### Your task
Check each line of the entries below for the string "label"; copy every line where it appears.

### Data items
>> Begin
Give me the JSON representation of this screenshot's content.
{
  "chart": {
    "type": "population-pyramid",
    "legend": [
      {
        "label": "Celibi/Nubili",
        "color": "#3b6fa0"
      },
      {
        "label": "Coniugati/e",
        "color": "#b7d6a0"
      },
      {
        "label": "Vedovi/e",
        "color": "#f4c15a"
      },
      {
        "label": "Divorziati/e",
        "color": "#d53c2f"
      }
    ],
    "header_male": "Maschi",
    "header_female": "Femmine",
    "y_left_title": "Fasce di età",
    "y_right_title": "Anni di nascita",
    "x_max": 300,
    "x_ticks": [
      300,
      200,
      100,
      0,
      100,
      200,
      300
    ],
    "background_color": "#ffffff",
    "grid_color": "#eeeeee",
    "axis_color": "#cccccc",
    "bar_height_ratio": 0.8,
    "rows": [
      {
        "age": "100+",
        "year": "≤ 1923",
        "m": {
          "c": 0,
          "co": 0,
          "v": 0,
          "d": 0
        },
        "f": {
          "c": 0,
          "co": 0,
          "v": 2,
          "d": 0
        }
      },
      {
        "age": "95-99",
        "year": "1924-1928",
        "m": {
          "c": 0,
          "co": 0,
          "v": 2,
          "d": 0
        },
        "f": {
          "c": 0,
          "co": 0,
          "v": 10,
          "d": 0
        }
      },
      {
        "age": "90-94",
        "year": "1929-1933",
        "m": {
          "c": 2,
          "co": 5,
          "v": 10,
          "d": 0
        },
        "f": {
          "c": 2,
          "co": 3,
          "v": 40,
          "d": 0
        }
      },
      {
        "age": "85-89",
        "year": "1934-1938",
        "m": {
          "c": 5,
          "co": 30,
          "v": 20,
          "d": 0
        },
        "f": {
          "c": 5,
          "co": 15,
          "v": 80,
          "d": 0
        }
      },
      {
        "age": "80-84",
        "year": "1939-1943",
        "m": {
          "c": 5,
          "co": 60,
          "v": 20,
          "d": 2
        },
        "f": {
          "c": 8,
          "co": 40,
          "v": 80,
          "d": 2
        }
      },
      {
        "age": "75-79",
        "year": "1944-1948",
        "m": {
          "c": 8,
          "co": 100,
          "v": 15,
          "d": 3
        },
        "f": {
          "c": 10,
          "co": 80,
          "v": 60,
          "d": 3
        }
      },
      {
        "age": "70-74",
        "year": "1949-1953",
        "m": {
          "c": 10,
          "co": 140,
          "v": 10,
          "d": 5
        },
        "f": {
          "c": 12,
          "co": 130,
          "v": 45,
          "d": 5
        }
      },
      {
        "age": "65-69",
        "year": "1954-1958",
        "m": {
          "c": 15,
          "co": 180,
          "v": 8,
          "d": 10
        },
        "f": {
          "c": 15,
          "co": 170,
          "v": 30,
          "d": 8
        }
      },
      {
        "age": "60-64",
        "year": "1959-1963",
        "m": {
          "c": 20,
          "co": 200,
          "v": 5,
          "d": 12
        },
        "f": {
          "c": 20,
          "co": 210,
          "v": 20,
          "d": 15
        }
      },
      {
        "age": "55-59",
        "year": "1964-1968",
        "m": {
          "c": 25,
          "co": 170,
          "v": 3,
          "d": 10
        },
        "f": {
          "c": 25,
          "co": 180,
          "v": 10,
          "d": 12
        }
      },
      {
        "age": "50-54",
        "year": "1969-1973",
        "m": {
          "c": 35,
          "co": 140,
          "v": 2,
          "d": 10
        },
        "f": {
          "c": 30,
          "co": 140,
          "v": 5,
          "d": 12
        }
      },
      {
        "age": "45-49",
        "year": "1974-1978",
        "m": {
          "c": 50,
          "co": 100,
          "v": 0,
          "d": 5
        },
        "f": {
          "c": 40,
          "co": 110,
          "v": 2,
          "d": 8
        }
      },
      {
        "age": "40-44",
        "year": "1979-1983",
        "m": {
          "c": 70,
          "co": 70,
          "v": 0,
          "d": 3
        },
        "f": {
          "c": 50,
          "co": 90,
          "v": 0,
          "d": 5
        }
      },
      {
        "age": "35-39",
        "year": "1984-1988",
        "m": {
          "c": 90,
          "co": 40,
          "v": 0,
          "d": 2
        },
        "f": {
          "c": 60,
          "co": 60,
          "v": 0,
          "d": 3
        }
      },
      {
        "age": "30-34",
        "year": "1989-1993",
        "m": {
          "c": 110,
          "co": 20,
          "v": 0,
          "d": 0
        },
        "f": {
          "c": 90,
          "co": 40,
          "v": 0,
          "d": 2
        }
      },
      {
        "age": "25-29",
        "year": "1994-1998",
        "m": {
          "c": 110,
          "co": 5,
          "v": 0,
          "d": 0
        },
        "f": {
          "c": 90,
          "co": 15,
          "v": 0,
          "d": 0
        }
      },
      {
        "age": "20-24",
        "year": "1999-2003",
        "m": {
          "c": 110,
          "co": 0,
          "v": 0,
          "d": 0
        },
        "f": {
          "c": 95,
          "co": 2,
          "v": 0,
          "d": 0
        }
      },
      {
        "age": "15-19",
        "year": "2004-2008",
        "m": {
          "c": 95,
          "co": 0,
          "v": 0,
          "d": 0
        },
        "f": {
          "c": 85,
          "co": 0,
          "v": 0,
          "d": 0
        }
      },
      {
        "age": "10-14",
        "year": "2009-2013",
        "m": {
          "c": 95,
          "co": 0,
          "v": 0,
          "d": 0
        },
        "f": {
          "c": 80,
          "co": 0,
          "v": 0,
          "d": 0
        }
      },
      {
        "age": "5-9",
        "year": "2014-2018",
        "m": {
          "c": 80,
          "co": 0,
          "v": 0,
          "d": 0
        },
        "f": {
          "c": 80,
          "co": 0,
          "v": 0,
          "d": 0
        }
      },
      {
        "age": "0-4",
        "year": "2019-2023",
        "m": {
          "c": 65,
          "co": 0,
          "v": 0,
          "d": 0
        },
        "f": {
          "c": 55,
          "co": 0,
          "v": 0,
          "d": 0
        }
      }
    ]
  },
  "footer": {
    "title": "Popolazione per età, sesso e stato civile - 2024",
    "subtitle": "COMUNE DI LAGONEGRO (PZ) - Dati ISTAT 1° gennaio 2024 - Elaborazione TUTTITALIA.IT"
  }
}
>> End
### Response to this task
        "label": "Celibi/Nubili",
        "label": "Coniugati/e",
        "label": "Vedovi/e",
        "label": "Divorziati/e",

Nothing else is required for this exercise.